Task requirements: Transcribe the whole listing below without changing a word, but leave out every image.

━━━━━ Records for this exercise

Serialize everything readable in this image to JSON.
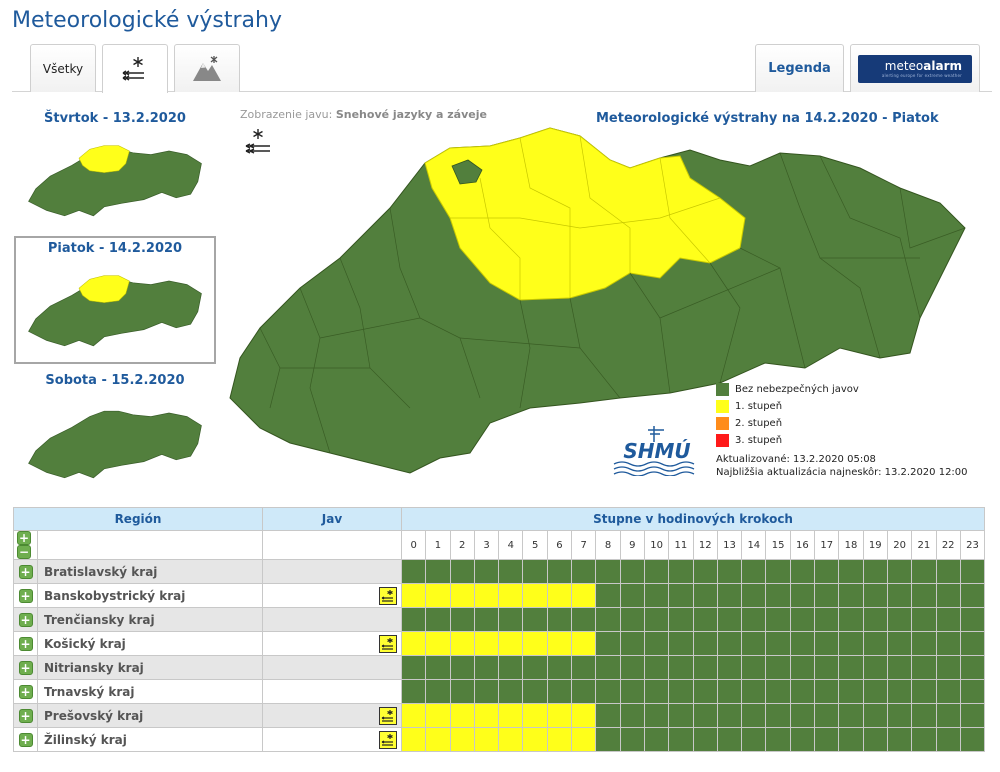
{
  "page": {
    "title": "Meteorologické výstrahy"
  },
  "tabs": {
    "all_label": "Všetky",
    "legend_label": "Legenda",
    "meteoalarm": {
      "word_a": "meteo",
      "word_b": "alarm",
      "subline": "alerting europe for extreme weather"
    }
  },
  "days": [
    {
      "label": "Štvrtok - 13.2.2020",
      "selected": false,
      "level": 1
    },
    {
      "label": "Piatok - 14.2.2020",
      "selected": true,
      "level": 1
    },
    {
      "label": "Sobota - 15.2.2020",
      "selected": false,
      "level": 0
    }
  ],
  "map": {
    "display_prefix": "Zobrazenie javu:",
    "display_value": "Snehové jazyky a záveje",
    "title": "Meteorologické výstrahy na 14.2.2020 - Piatok"
  },
  "legend": [
    {
      "label": "Bez nebezpečných javov",
      "color": "#527f3d"
    },
    {
      "label": "1. stupeň",
      "color": "#ffff1a"
    },
    {
      "label": "2. stupeň",
      "color": "#ff8c1a"
    },
    {
      "label": "3. stupeň",
      "color": "#ff1a1a"
    }
  ],
  "shmu_label": "SHMÚ",
  "update": {
    "updated": "Aktualizované: 13.2.2020 05:08",
    "next": "Najbližšia aktualizácia najneskôr: 13.2.2020 12:00"
  },
  "table": {
    "col_region": "Región",
    "col_jav": "Jav",
    "col_steps": "Stupne v hodinových krokoch",
    "hours": [
      "0",
      "1",
      "2",
      "3",
      "4",
      "5",
      "6",
      "7",
      "8",
      "9",
      "10",
      "11",
      "12",
      "13",
      "14",
      "15",
      "16",
      "17",
      "18",
      "19",
      "20",
      "21",
      "22",
      "23"
    ],
    "rows": [
      {
        "name": "Bratislavský kraj",
        "has_warning": false,
        "levels": [
          0,
          0,
          0,
          0,
          0,
          0,
          0,
          0,
          0,
          0,
          0,
          0,
          0,
          0,
          0,
          0,
          0,
          0,
          0,
          0,
          0,
          0,
          0,
          0
        ]
      },
      {
        "name": "Banskobystrický kraj",
        "has_warning": true,
        "levels": [
          1,
          1,
          1,
          1,
          1,
          1,
          1,
          1,
          0,
          0,
          0,
          0,
          0,
          0,
          0,
          0,
          0,
          0,
          0,
          0,
          0,
          0,
          0,
          0
        ]
      },
      {
        "name": "Trenčiansky kraj",
        "has_warning": false,
        "levels": [
          0,
          0,
          0,
          0,
          0,
          0,
          0,
          0,
          0,
          0,
          0,
          0,
          0,
          0,
          0,
          0,
          0,
          0,
          0,
          0,
          0,
          0,
          0,
          0
        ]
      },
      {
        "name": "Košický kraj",
        "has_warning": true,
        "levels": [
          1,
          1,
          1,
          1,
          1,
          1,
          1,
          1,
          0,
          0,
          0,
          0,
          0,
          0,
          0,
          0,
          0,
          0,
          0,
          0,
          0,
          0,
          0,
          0
        ]
      },
      {
        "name": "Nitriansky kraj",
        "has_warning": false,
        "levels": [
          0,
          0,
          0,
          0,
          0,
          0,
          0,
          0,
          0,
          0,
          0,
          0,
          0,
          0,
          0,
          0,
          0,
          0,
          0,
          0,
          0,
          0,
          0,
          0
        ]
      },
      {
        "name": "Trnavský kraj",
        "has_warning": false,
        "levels": [
          0,
          0,
          0,
          0,
          0,
          0,
          0,
          0,
          0,
          0,
          0,
          0,
          0,
          0,
          0,
          0,
          0,
          0,
          0,
          0,
          0,
          0,
          0,
          0
        ]
      },
      {
        "name": "Prešovský kraj",
        "has_warning": true,
        "levels": [
          1,
          1,
          1,
          1,
          1,
          1,
          1,
          1,
          0,
          0,
          0,
          0,
          0,
          0,
          0,
          0,
          0,
          0,
          0,
          0,
          0,
          0,
          0,
          0
        ]
      },
      {
        "name": "Žilinský kraj",
        "has_warning": true,
        "levels": [
          1,
          1,
          1,
          1,
          1,
          1,
          1,
          1,
          0,
          0,
          0,
          0,
          0,
          0,
          0,
          0,
          0,
          0,
          0,
          0,
          0,
          0,
          0,
          0
        ]
      }
    ]
  },
  "colors": {
    "green": "#527f3d",
    "yellow": "#ffff1a",
    "header_blue": "#1f5a9c"
  }
}
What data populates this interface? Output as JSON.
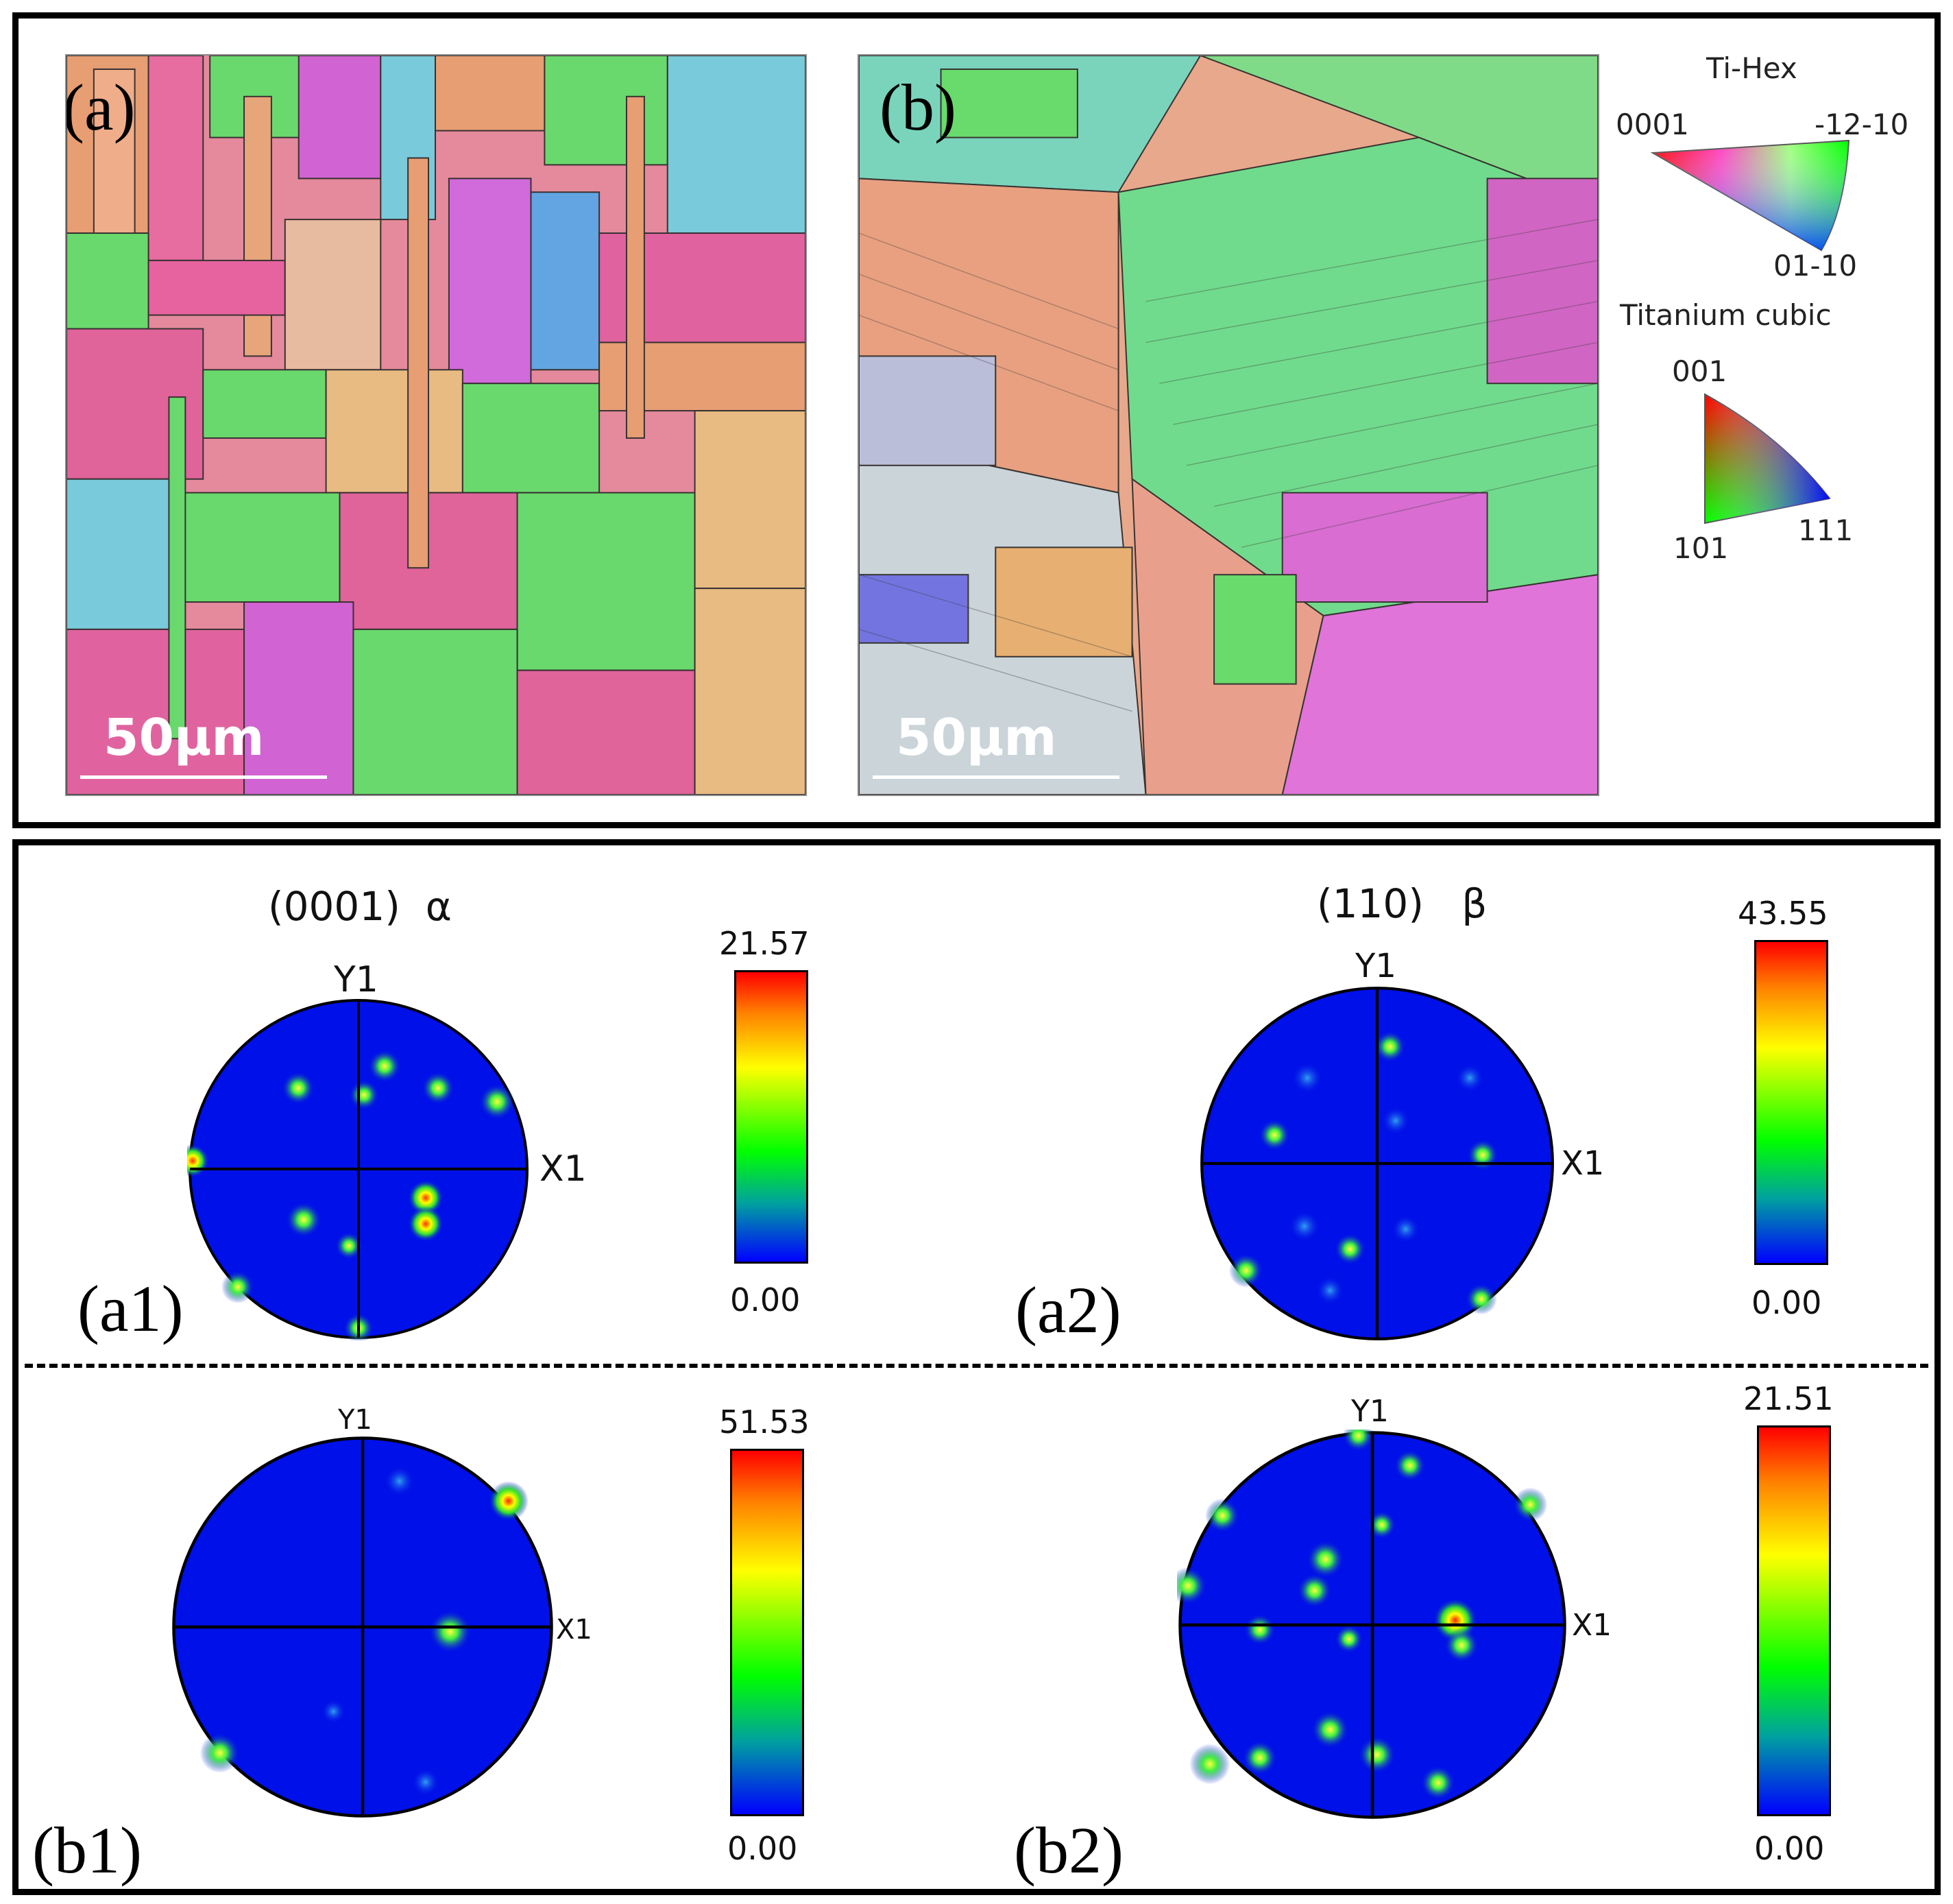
{
  "top_panel": {
    "map_a": {
      "label": "(a)",
      "scale_text": "50μm"
    },
    "map_b": {
      "label": "(b)",
      "scale_text": "50μm"
    },
    "legend": {
      "hex_title": "Ti-Hex",
      "hex_corner_left": "0001",
      "hex_corner_right": "-12-10",
      "hex_corner_bottom": "01-10",
      "cubic_title": "Titanium cubic",
      "cubic_corner_top": "001",
      "cubic_corner_left": "101",
      "cubic_corner_right": "111"
    }
  },
  "bottom_panel": {
    "pole_figures": [
      {
        "id": "a1",
        "panel_label": "(a1)",
        "title": "(0001)  α",
        "axis_y": "Y1",
        "axis_x": "X1",
        "colorbar_max": "21.57",
        "colorbar_min": "0.00"
      },
      {
        "id": "a2",
        "panel_label": "(a2)",
        "title": "(110)   β",
        "axis_y": "Y1",
        "axis_x": "X1",
        "colorbar_max": "43.55",
        "colorbar_min": "0.00"
      },
      {
        "id": "b1",
        "panel_label": "(b1)",
        "title": "",
        "axis_y": "Y1",
        "axis_x": "X1",
        "colorbar_max": "51.53",
        "colorbar_min": "0.00"
      },
      {
        "id": "b2",
        "panel_label": "(b2)",
        "title": "",
        "axis_y": "Y1",
        "axis_x": "X1",
        "colorbar_max": "21.51",
        "colorbar_min": "0.00"
      }
    ]
  },
  "colors": {
    "ipf_pink": "#e0609a",
    "ipf_green": "#5fe06a",
    "ipf_salmon": "#e8a070",
    "ipf_magenta": "#d060d8",
    "ipf_cyan": "#70d0e0",
    "ipf_tan": "#e8c080",
    "pole_background": "#0010e8",
    "pole_spot": "#30e030"
  }
}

━━━━━━━━━━

Task output:
Serialize everything readable in this image to JSON.
{
  "page": {
    "title": "Meteorologické výstrahy"
  },
  "tabs": {
    "all_label": "Všetky",
    "legend_label": "Legenda",
    "meteoalarm": {
      "word_a": "meteo",
      "word_b": "alarm",
      "subline": "alerting europe for extreme weather"
    }
  },
  "days": [
    {
      "label": "Štvrtok - 13.2.2020",
      "selected": false,
      "level": 1
    },
    {
      "label": "Piatok - 14.2.2020",
      "selected": true,
      "level": 1
    },
    {
      "label": "Sobota - 15.2.2020",
      "selected": false,
      "level": 0
    }
  ],
  "map": {
    "display_prefix": "Zobrazenie javu:",
    "display_value": "Snehové jazyky a záveje",
    "title": "Meteorologické výstrahy na 14.2.2020 - Piatok"
  },
  "legend": [
    {
      "label": "Bez nebezpečných javov",
      "color": "#527f3d"
    },
    {
      "label": "1. stupeň",
      "color": "#ffff1a"
    },
    {
      "label": "2. stupeň",
      "color": "#ff8c1a"
    },
    {
      "label": "3. stupeň",
      "color": "#ff1a1a"
    }
  ],
  "shmu_label": "SHMÚ",
  "update": {
    "updated": "Aktualizované: 13.2.2020 05:08",
    "next": "Najbližšia aktualizácia najneskôr: 13.2.2020 12:00"
  },
  "table": {
    "col_region": "Región",
    "col_jav": "Jav",
    "col_steps": "Stupne v hodinových krokoch",
    "hours": [
      "0",
      "1",
      "2",
      "3",
      "4",
      "5",
      "6",
      "7",
      "8",
      "9",
      "10",
      "11",
      "12",
      "13",
      "14",
      "15",
      "16",
      "17",
      "18",
      "19",
      "20",
      "21",
      "22",
      "23"
    ],
    "rows": [
      {
        "name": "Bratislavský kraj",
        "has_warning": false,
        "levels": [
          0,
          0,
          0,
          0,
          0,
          0,
          0,
          0,
          0,
          0,
          0,
          0,
          0,
          0,
          0,
          0,
          0,
          0,
          0,
          0,
          0,
          0,
          0,
          0
        ]
      },
      {
        "name": "Banskobystrický kraj",
        "has_warning": true,
        "levels": [
          1,
          1,
          1,
          1,
          1,
          1,
          1,
          1,
          0,
          0,
          0,
          0,
          0,
          0,
          0,
          0,
          0,
          0,
          0,
          0,
          0,
          0,
          0,
          0
        ]
      },
      {
        "name": "Trenčiansky kraj",
        "has_warning": false,
        "levels": [
          0,
          0,
          0,
          0,
          0,
          0,
          0,
          0,
          0,
          0,
          0,
          0,
          0,
          0,
          0,
          0,
          0,
          0,
          0,
          0,
          0,
          0,
          0,
          0
        ]
      },
      {
        "name": "Košický kraj",
        "has_warning": true,
        "levels": [
          1,
          1,
          1,
          1,
          1,
          1,
          1,
          1,
          0,
          0,
          0,
          0,
          0,
          0,
          0,
          0,
          0,
          0,
          0,
          0,
          0,
          0,
          0,
          0
        ]
      },
      {
        "name": "Nitriansky kraj",
        "has_warning": false,
        "levels": [
          0,
          0,
          0,
          0,
          0,
          0,
          0,
          0,
          0,
          0,
          0,
          0,
          0,
          0,
          0,
          0,
          0,
          0,
          0,
          0,
          0,
          0,
          0,
          0
        ]
      },
      {
        "name": "Trnavský kraj",
        "has_warning": false,
        "levels": [
          0,
          0,
          0,
          0,
          0,
          0,
          0,
          0,
          0,
          0,
          0,
          0,
          0,
          0,
          0,
          0,
          0,
          0,
          0,
          0,
          0,
          0,
          0,
          0
        ]
      },
      {
        "name": "Prešovský kraj",
        "has_warning": true,
        "levels": [
          1,
          1,
          1,
          1,
          1,
          1,
          1,
          1,
          0,
          0,
          0,
          0,
          0,
          0,
          0,
          0,
          0,
          0,
          0,
          0,
          0,
          0,
          0,
          0
        ]
      },
      {
        "name": "Žilinský kraj",
        "has_warning": true,
        "levels": [
          1,
          1,
          1,
          1,
          1,
          1,
          1,
          1,
          0,
          0,
          0,
          0,
          0,
          0,
          0,
          0,
          0,
          0,
          0,
          0,
          0,
          0,
          0,
          0
        ]
      }
    ]
  },
  "colors": {
    "green": "#527f3d",
    "yellow": "#ffff1a",
    "header_blue": "#1f5a9c"
  }
}
What data populates this interface? Output as JSON.
{
  "top_panel": {
    "map_a": {
      "label": "(a)",
      "scale_text": "50μm"
    },
    "map_b": {
      "label": "(b)",
      "scale_text": "50μm"
    },
    "legend": {
      "hex_title": "Ti-Hex",
      "hex_corner_left": "0001",
      "hex_corner_right": "-12-10",
      "hex_corner_bottom": "01-10",
      "cubic_title": "Titanium cubic",
      "cubic_corner_top": "001",
      "cubic_corner_left": "101",
      "cubic_corner_right": "111"
    }
  },
  "bottom_panel": {
    "pole_figures": [
      {
        "id": "a1",
        "panel_label": "(a1)",
        "title": "(0001)  α",
        "axis_y": "Y1",
        "axis_x": "X1",
        "colorbar_max": "21.57",
        "colorbar_min": "0.00"
      },
      {
        "id": "a2",
        "panel_label": "(a2)",
        "title": "(110)   β",
        "axis_y": "Y1",
        "axis_x": "X1",
        "colorbar_max": "43.55",
        "colorbar_min": "0.00"
      },
      {
        "id": "b1",
        "panel_label": "(b1)",
        "title": "",
        "axis_y": "Y1",
        "axis_x": "X1",
        "colorbar_max": "51.53",
        "colorbar_min": "0.00"
      },
      {
        "id": "b2",
        "panel_label": "(b2)",
        "title": "",
        "axis_y": "Y1",
        "axis_x": "X1",
        "colorbar_max": "21.51",
        "colorbar_min": "0.00"
      }
    ]
  },
  "colors": {
    "ipf_pink": "#e0609a",
    "ipf_green": "#5fe06a",
    "ipf_salmon": "#e8a070",
    "ipf_magenta": "#d060d8",
    "ipf_cyan": "#70d0e0",
    "ipf_tan": "#e8c080",
    "pole_background": "#0010e8",
    "pole_spot": "#30e030"
  }
}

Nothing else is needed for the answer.